• [What is expected]:
Lay out all of the material below as a Markdown table with two columns, Row and Line, numbering each line in order and leaving out any blank lines.
-- begin Supplied records --
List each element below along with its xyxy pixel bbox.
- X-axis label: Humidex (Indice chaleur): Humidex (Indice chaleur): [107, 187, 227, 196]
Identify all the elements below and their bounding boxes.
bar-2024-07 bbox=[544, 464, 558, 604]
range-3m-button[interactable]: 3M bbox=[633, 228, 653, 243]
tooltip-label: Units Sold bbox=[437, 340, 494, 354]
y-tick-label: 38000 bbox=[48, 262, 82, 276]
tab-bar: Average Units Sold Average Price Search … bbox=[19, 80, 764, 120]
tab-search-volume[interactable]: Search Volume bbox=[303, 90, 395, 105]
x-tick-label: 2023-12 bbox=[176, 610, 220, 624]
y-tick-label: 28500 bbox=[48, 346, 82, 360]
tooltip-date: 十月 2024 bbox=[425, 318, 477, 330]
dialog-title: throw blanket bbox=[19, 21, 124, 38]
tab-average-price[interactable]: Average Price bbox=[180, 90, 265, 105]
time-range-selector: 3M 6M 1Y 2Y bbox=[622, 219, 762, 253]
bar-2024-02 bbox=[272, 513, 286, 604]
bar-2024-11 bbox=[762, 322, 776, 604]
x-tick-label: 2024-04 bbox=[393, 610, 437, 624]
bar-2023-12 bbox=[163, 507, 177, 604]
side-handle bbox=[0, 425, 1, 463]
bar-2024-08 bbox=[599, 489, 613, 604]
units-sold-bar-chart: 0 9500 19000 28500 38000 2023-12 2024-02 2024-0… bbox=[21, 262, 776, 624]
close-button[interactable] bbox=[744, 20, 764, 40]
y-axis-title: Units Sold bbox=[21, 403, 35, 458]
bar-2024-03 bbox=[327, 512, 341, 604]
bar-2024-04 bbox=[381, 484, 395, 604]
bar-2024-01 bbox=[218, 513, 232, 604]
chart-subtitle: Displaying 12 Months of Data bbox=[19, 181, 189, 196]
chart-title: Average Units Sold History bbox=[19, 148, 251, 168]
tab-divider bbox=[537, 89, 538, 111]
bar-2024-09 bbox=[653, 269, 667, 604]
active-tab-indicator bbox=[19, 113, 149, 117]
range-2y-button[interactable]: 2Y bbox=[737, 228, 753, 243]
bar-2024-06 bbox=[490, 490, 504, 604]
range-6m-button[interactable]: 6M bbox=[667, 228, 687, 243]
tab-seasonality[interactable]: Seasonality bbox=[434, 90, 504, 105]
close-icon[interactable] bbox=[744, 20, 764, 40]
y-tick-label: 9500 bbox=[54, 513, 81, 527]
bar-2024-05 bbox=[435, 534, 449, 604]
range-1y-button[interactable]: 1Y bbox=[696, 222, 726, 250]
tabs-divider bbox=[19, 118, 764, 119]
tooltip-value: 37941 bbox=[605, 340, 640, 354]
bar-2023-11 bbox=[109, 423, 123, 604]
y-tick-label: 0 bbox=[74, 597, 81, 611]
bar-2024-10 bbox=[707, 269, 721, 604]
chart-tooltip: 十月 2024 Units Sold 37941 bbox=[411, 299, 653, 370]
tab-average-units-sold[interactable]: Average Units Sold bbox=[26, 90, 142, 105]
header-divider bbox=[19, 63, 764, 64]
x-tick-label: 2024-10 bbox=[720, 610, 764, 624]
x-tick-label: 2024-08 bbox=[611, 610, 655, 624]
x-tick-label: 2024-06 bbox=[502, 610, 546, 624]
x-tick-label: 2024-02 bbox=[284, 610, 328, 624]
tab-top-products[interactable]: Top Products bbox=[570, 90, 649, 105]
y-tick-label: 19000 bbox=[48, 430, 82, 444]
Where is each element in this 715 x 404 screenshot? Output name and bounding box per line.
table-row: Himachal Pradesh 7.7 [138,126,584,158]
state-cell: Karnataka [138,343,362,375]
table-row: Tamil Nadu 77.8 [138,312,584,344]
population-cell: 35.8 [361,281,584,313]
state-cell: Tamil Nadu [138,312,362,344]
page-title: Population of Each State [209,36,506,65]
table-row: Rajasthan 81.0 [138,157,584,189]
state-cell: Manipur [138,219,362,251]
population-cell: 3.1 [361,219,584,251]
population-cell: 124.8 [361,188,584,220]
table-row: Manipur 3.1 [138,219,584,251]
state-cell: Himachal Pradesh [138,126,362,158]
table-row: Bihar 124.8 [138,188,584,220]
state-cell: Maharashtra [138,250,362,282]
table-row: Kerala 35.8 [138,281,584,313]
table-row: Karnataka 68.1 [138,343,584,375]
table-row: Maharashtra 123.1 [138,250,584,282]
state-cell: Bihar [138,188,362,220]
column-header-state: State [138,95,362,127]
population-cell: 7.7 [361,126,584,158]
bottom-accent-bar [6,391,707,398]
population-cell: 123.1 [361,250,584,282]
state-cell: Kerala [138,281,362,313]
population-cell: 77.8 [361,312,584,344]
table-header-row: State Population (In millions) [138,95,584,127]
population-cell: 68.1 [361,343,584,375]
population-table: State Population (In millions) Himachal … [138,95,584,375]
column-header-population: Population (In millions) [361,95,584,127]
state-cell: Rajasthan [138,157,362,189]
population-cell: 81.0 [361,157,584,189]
-- end Supplied records --
• [Written response]:
| Row | Line |
|---|---|
| 1 | List each element below along with its xyxy pixel bbox. |
| 2 | - X-axis label: Humidex (Indice chaleur): Humidex (Indice chaleur): [107, 187, 227, 196] |
| 3 | Identify all the elements below and their bounding boxes. |
| 4 | bar-2024-07 bbox=[544, 464, 558, 604] |
| 5 | range-3m-button[interactable]: 3M bbox=[633, 228, 653, 243] |
| 6 | tooltip-label: Units Sold bbox=[437, 340, 494, 354] |
| 7 | y-tick-label: 38000 bbox=[48, 262, 82, 276] |
| 8 | tab-bar: Average Units Sold Average Price Search … bbox=[19, 80, 764, 120] |
| 9 | tab-search-volume[interactable]: Search Volume bbox=[303, 90, 395, 105] |
| 10 | x-tick-label: 2023-12 bbox=[176, 610, 220, 624] |
| 11 | y-tick-label: 28500 bbox=[48, 346, 82, 360] |
| 12 | tooltip-date: 十月 2024 bbox=[425, 318, 477, 330] |
| 13 | dialog-title: throw blanket bbox=[19, 21, 124, 38] |
| 14 | tab-average-price[interactable]: Average Price bbox=[180, 90, 265, 105] |
| 15 | time-range-selector: 3M 6M 1Y 2Y bbox=[622, 219, 762, 253] |
| 16 | bar-2024-02 bbox=[272, 513, 286, 604] |
| 17 | bar-2024-11 bbox=[762, 322, 776, 604] |
| 18 | x-tick-label: 2024-04 bbox=[393, 610, 437, 624] |
| 19 | bar-2023-12 bbox=[163, 507, 177, 604] |
| 20 | side-handle bbox=[0, 425, 1, 463] |
| 21 | bar-2024-08 bbox=[599, 489, 613, 604] |
| 22 | units-sold-bar-chart: 0 9500 19000 28500 38000 2023-12 2024-02 2024-0… bbox=[21, 262, 776, 624] |
| 23 | close-button[interactable] bbox=[744, 20, 764, 40] |
| 24 | y-axis-title: Units Sold bbox=[21, 403, 35, 458] |
| 25 | bar-2024-03 bbox=[327, 512, 341, 604] |
| 26 | bar-2024-04 bbox=[381, 484, 395, 604] |
| 27 | bar-2024-01 bbox=[218, 513, 232, 604] |
| 28 | chart-subtitle: Displaying 12 Months of Data bbox=[19, 181, 189, 196] |
| 29 | chart-title: Average Units Sold History bbox=[19, 148, 251, 168] |
| 30 | tab-divider bbox=[537, 89, 538, 111] |
| 31 | bar-2024-09 bbox=[653, 269, 667, 604] |
| 32 | active-tab-indicator bbox=[19, 113, 149, 117] |
| 33 | range-2y-button[interactable]: 2Y bbox=[737, 228, 753, 243] |
| 34 | bar-2024-06 bbox=[490, 490, 504, 604] |
| 35 | range-6m-button[interactable]: 6M bbox=[667, 228, 687, 243] |
| 36 | tab-seasonality[interactable]: Seasonality bbox=[434, 90, 504, 105] |
| 37 | close-icon[interactable] bbox=[744, 20, 764, 40] |
| 38 | y-tick-label: 9500 bbox=[54, 513, 81, 527] |
| 39 | bar-2024-05 bbox=[435, 534, 449, 604] |
| 40 | range-1y-button[interactable]: 1Y bbox=[696, 222, 726, 250] |
| 41 | tabs-divider bbox=[19, 118, 764, 119] |
| 42 | tooltip-value: 37941 bbox=[605, 340, 640, 354] |
| 43 | bar-2023-11 bbox=[109, 423, 123, 604] |
| 44 | y-tick-label: 0 bbox=[74, 597, 81, 611] |
| 45 | bar-2024-10 bbox=[707, 269, 721, 604] |
| 46 | chart-tooltip: 十月 2024 Units Sold 37941 bbox=[411, 299, 653, 370] |
| 47 | tab-average-units-sold[interactable]: Average Units Sold bbox=[26, 90, 142, 105] |
| 48 | header-divider bbox=[19, 63, 764, 64] |
| 49 | x-tick-label: 2024-10 bbox=[720, 610, 764, 624] |
| 50 | x-tick-label: 2024-08 bbox=[611, 610, 655, 624] |
| 51 | x-tick-label: 2024-06 bbox=[502, 610, 546, 624] |
| 52 | x-tick-label: 2024-02 bbox=[284, 610, 328, 624] |
| 53 | tab-top-products[interactable]: Top Products bbox=[570, 90, 649, 105] |
| 54 | y-tick-label: 19000 bbox=[48, 430, 82, 444] |
| 55 | Where is each element in this 715 x 404 screenshot? Output name and bounding box per line. |
| 56 | table-row: Himachal Pradesh 7.7 [138,126,584,158] |
| 57 | state-cell: Karnataka [138,343,362,375] |
| 58 | table-row: Tamil Nadu 77.8 [138,312,584,344] |
| 59 | population-cell: 35.8 [361,281,584,313] |
| 60 | state-cell: Tamil Nadu [138,312,362,344] |
| 61 | page-title: Population of Each State [209,36,506,65] |
| 62 | table-row: Rajasthan 81.0 [138,157,584,189] |
| 63 | state-cell: Manipur [138,219,362,251] |
| 64 | population-cell: 3.1 [361,219,584,251] |
| 65 | population-cell: 124.8 [361,188,584,220] |
| 66 | table-row: Manipur 3.1 [138,219,584,251] |
| 67 | state-cell: Himachal Pradesh [138,126,362,158] |
| 68 | table-row: Bihar 124.8 [138,188,584,220] |
| 69 | state-cell: Maharashtra [138,250,362,282] |
| 70 | table-row: Kerala 35.8 [138,281,584,313] |
| 71 | table-row: Karnataka 68.1 [138,343,584,375] |
| 72 | table-row: Maharashtra 123.1 [138,250,584,282] |
| 73 | state-cell: Bihar [138,188,362,220] |
| 74 | column-header-state: State [138,95,362,127] |
| 75 | population-cell: 7.7 [361,126,584,158] |
| 76 | bottom-accent-bar [6,391,707,398] |
| 77 | population-cell: 123.1 [361,250,584,282] |
| 78 | state-cell: Kerala [138,281,362,313] |
| 79 | population-cell: 77.8 [361,312,584,344] |
| 80 | table-header-row: State Population (In millions) [138,95,584,127] |
| 81 | population-cell: 68.1 [361,343,584,375] |
| 82 | population-table: State Population (In millions) Himachal … [138,95,584,375] |
| 83 | column-header-population: Population (In millions) [361,95,584,127] |
| 84 | state-cell: Rajasthan [138,157,362,189] |
| 85 | population-cell: 81.0 [361,157,584,189] |